# Task goal:
Transcribe all of the records precisely as they are presented.

# START OF Given information

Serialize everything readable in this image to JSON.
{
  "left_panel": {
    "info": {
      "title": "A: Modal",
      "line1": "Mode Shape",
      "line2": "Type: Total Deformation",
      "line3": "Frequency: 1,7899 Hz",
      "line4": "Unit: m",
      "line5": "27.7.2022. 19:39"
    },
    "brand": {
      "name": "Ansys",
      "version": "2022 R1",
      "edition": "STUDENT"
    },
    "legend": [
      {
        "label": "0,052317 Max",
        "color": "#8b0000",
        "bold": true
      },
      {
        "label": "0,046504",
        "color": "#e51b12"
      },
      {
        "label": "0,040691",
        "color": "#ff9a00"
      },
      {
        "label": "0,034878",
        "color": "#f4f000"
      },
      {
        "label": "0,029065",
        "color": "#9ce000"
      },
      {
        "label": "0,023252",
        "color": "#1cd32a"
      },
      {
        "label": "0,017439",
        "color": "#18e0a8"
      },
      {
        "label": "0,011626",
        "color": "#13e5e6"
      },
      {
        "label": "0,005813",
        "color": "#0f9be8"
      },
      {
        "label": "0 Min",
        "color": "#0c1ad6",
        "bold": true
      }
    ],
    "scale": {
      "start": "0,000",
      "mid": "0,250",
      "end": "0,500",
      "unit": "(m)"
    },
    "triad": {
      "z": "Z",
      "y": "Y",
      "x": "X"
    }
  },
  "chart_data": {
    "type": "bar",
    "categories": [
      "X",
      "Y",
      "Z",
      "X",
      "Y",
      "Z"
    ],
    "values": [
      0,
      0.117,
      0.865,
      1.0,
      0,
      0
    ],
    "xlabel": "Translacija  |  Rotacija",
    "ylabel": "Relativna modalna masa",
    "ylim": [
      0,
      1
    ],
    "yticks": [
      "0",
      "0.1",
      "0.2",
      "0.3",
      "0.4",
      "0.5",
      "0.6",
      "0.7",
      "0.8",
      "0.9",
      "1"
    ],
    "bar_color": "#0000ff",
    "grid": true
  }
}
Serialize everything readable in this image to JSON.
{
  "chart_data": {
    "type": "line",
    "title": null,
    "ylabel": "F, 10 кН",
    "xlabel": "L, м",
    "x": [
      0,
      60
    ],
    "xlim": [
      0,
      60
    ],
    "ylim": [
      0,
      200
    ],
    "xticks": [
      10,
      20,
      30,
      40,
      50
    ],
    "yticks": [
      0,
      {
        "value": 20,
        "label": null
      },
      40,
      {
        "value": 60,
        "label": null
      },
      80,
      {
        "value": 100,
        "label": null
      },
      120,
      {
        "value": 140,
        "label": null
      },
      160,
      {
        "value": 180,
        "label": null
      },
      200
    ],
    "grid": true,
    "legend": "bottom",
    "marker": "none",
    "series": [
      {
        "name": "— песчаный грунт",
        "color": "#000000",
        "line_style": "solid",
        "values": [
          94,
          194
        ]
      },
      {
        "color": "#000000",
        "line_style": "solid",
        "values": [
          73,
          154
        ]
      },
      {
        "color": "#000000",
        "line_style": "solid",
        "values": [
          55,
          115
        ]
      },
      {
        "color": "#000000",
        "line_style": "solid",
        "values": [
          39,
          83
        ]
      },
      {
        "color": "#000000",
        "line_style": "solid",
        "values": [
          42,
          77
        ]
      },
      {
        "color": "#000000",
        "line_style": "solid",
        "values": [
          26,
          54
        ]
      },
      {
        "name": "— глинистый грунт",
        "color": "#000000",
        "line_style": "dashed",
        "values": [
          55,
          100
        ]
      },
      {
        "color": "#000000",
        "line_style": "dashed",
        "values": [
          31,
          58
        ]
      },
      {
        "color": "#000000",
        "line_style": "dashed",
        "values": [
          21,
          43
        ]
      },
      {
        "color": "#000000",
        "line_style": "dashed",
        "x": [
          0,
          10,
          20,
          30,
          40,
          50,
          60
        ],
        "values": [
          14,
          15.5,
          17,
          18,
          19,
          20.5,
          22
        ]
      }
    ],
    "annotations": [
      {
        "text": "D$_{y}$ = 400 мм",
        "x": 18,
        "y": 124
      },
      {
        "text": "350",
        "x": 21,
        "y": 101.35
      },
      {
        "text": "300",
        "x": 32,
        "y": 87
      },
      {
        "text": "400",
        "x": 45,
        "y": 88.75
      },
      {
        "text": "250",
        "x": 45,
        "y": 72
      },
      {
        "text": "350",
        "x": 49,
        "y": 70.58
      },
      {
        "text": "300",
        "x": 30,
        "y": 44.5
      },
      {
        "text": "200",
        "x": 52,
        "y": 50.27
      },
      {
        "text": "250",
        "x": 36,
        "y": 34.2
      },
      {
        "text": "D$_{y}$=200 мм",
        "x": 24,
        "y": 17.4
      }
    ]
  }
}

# END OF Given information

# Finished exercise:
Serialize everything readable in this image to JSON.
{
  "left_panel": {
    "info": {
      "title": "A: Modal",
      "line1": "Mode Shape",
      "line2": "Type: Total Deformation",
      "line3": "Frequency: 1,7899 Hz",
      "line4": "Unit: m",
      "line5": "27.7.2022. 19:39"
    },
    "brand": {
      "name": "Ansys",
      "version": "2022 R1",
      "edition": "STUDENT"
    },
    "legend": [
      {
        "label": "0,052317 Max",
        "color": "#8b0000",
        "bold": true
      },
      {
        "label": "0,046504",
        "color": "#e51b12"
      },
      {
        "label": "0,040691",
        "color": "#ff9a00"
      },
      {
        "label": "0,034878",
        "color": "#f4f000"
      },
      {
        "label": "0,029065",
        "color": "#9ce000"
      },
      {
        "label": "0,023252",
        "color": "#1cd32a"
      },
      {
        "label": "0,017439",
        "color": "#18e0a8"
      },
      {
        "label": "0,011626",
        "color": "#13e5e6"
      },
      {
        "label": "0,005813",
        "color": "#0f9be8"
      },
      {
        "label": "0 Min",
        "color": "#0c1ad6",
        "bold": true
      }
    ],
    "scale": {
      "start": "0,000",
      "mid": "0,250",
      "end": "0,500",
      "unit": "(m)"
    },
    "triad": {
      "z": "Z",
      "y": "Y",
      "x": "X"
    }
  },
  "chart_data": {
    "type": "bar",
    "categories": [
      "X",
      "Y",
      "Z",
      "X",
      "Y",
      "Z"
    ],
    "values": [
      0,
      0.117,
      0.865,
      1.0,
      0,
      0
    ],
    "xlabel": "Translacija  |  Rotacija",
    "ylabel": "Relativna modalna masa",
    "ylim": [
      0,
      1
    ],
    "yticks": [
      "0",
      "0.1",
      "0.2",
      "0.3",
      "0.4",
      "0.5",
      "0.6",
      "0.7",
      "0.8",
      "0.9",
      "1"
    ],
    "bar_color": "#0000ff",
    "grid": true
  }
}
Serialize everything readable in this image to JSON.
{
  "chart_data": {
    "type": "line",
    "title": null,
    "ylabel": "F, 10 кН",
    "xlabel": "L, м",
    "x": [
      0,
      60
    ],
    "xlim": [
      0,
      60
    ],
    "ylim": [
      0,
      200
    ],
    "xticks": [
      10,
      20,
      30,
      40,
      50
    ],
    "yticks": [
      0,
      {
        "value": 20,
        "label": null
      },
      40,
      {
        "value": 60,
        "label": null
      },
      80,
      {
        "value": 100,
        "label": null
      },
      120,
      {
        "value": 140,
        "label": null
      },
      160,
      {
        "value": 180,
        "label": null
      },
      200
    ],
    "grid": true,
    "legend": "bottom",
    "marker": "none",
    "series": [
      {
        "name": "— песчаный грунт",
        "color": "#000000",
        "line_style": "solid",
        "values": [
          94,
          194
        ]
      },
      {
        "color": "#000000",
        "line_style": "solid",
        "values": [
          73,
          154
        ]
      },
      {
        "color": "#000000",
        "line_style": "solid",
        "values": [
          55,
          115
        ]
      },
      {
        "color": "#000000",
        "line_style": "solid",
        "values": [
          39,
          83
        ]
      },
      {
        "color": "#000000",
        "line_style": "solid",
        "values": [
          42,
          77
        ]
      },
      {
        "color": "#000000",
        "line_style": "solid",
        "values": [
          26,
          54
        ]
      },
      {
        "name": "— глинистый грунт",
        "color": "#000000",
        "line_style": "dashed",
        "values": [
          55,
          100
        ]
      },
      {
        "color": "#000000",
        "line_style": "dashed",
        "values": [
          31,
          58
        ]
      },
      {
        "color": "#000000",
        "line_style": "dashed",
        "values": [
          21,
          43
        ]
      },
      {
        "color": "#000000",
        "line_style": "dashed",
        "x": [
          0,
          10,
          20,
          30,
          40,
          50,
          60
        ],
        "values": [
          14,
          15.5,
          17,
          18,
          19,
          20.5,
          22
        ]
      }
    ],
    "annotations": [
      {
        "text": "D$_{y}$ = 400 мм",
        "x": 18,
        "y": 124
      },
      {
        "text": "350",
        "x": 21,
        "y": 101.35
      },
      {
        "text": "300",
        "x": 32,
        "y": 87
      },
      {
        "text": "400",
        "x": 45,
        "y": 88.75
      },
      {
        "text": "250",
        "x": 45,
        "y": 72
      },
      {
        "text": "350",
        "x": 49,
        "y": 70.58
      },
      {
        "text": "300",
        "x": 30,
        "y": 44.5
      },
      {
        "text": "200",
        "x": 52,
        "y": 50.27
      },
      {
        "text": "250",
        "x": 36,
        "y": 34.2
      },
      {
        "text": "D$_{y}$=200 мм",
        "x": 24,
        "y": 17.4
      }
    ]
  }
}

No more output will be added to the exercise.